◆ EXERCISE
Select all lines in the records that include "Keys".

◆ Extracted data entries
=-=-=
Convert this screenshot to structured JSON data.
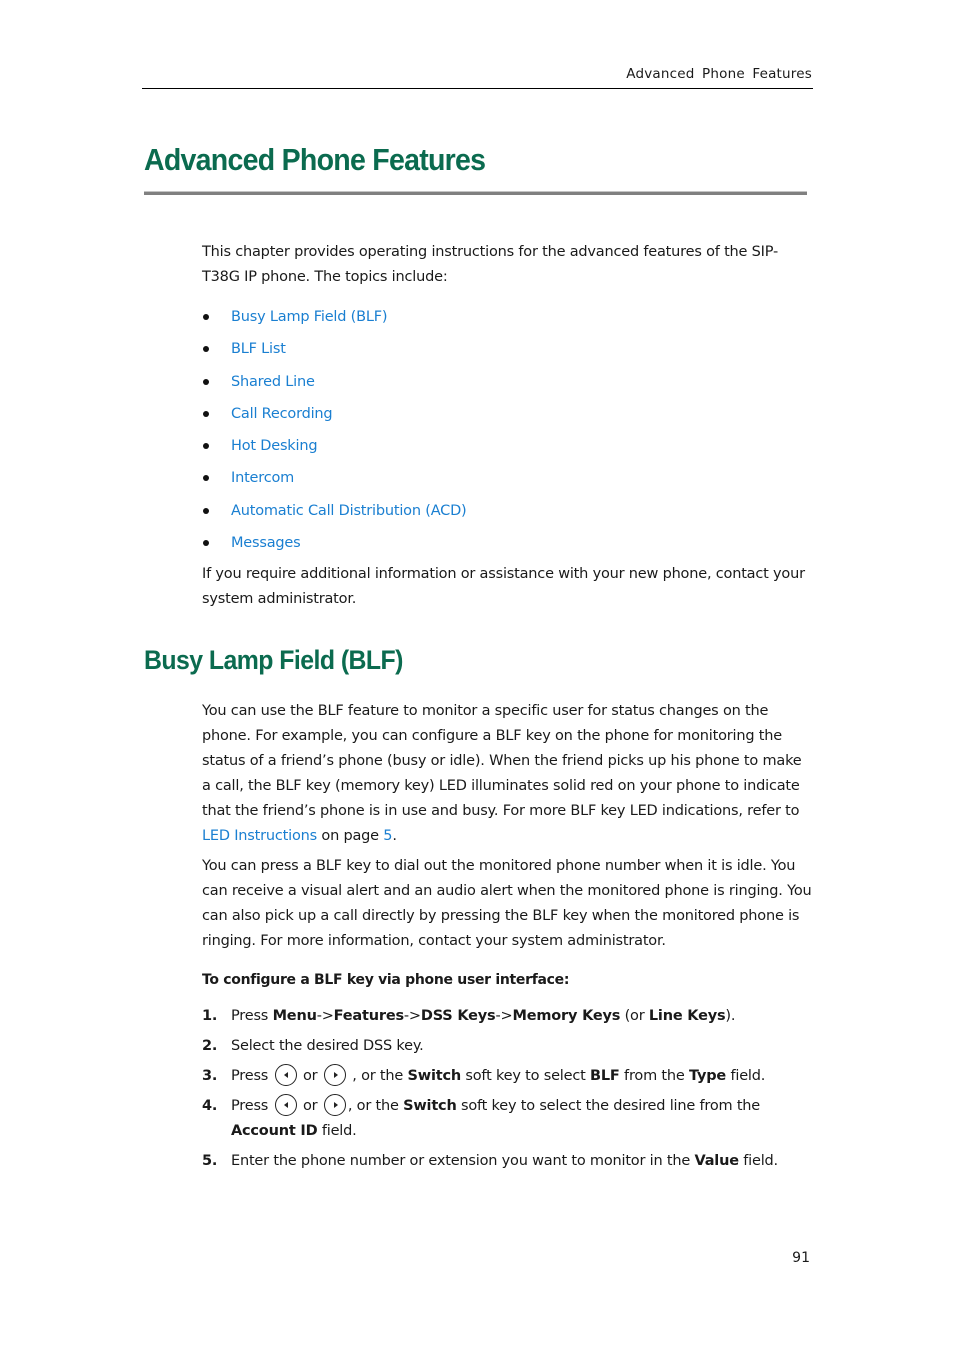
{
  "header": {
    "running_title": "Advanced Phone Features"
  },
  "chapter": {
    "title": "Advanced Phone Features",
    "intro": "This chapter provides operating instructions for the advanced features of the SIP-T38G IP phone. The topics include:",
    "topics": [
      "Busy Lamp Field (BLF)",
      "BLF List",
      "Shared Line",
      "Call Recording",
      "Hot Desking",
      "Intercom",
      "Automatic Call Distribution (ACD)",
      "Messages"
    ],
    "outro": "If you require additional information or assistance with your new phone, contact your system administrator."
  },
  "section": {
    "title": "Busy Lamp Field (BLF)",
    "para1_text": "You can use the BLF feature to monitor a specific user for status changes on the phone. For example, you can configure a BLF key on the phone for monitoring the status of a friend’s phone (busy or idle). When the friend picks up his phone to make a call, the BLF key (memory key) LED illuminates solid red on your phone to indicate that the friend’s phone is in use and busy. For more BLF key LED indications, refer to ",
    "para1_link": "LED Instructions",
    "para1_mid": " on page ",
    "para1_page_link": "5",
    "para1_end": ".",
    "para2": "You can press a BLF key to dial out the monitored phone number when it is idle. You can receive a visual alert and an audio alert when the monitored phone is ringing. You can also pick up a call directly by pressing the BLF key when the monitored phone is ringing. For more information, contact your system administrator.",
    "procedure_heading": "To configure a BLF key via phone user interface:",
    "steps": [
      {
        "num": "1.",
        "press": "Press ",
        "menu": "Menu",
        "a1": "->",
        "features": "Features",
        "a2": "->",
        "dss": "DSS Keys",
        "a3": "->",
        "memory": "Memory Keys",
        "or": " (or ",
        "line": "Line Keys",
        "end": ")."
      },
      {
        "num": "2.",
        "text": "Select the desired DSS key."
      },
      {
        "num": "3.",
        "press": "Press ",
        "or": " or ",
        "mid": " , or the ",
        "switch": "Switch",
        "mid2": " soft key to select ",
        "blf": "BLF",
        "mid3": " from the ",
        "type": "Type",
        "end": " field."
      },
      {
        "num": "4.",
        "press": "Press ",
        "or": " or ",
        "mid": ", or the ",
        "switch": "Switch",
        "mid2": " soft key to select the desired line from the ",
        "account": "Account ID",
        "end": " field."
      },
      {
        "num": "5.",
        "text": "Enter the phone number or extension you want to monitor in the ",
        "value": "Value",
        "end": " field."
      }
    ],
    "icons": {
      "left_key": "navigation-left-key-icon",
      "right_key": "navigation-right-key-icon"
    }
  },
  "footer": {
    "page_number": "91"
  }
}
=-=-=
◆ THE RESULT
        "dss": "DSS Keys",
        "memory": "Memory Keys",
        "line": "Line Keys",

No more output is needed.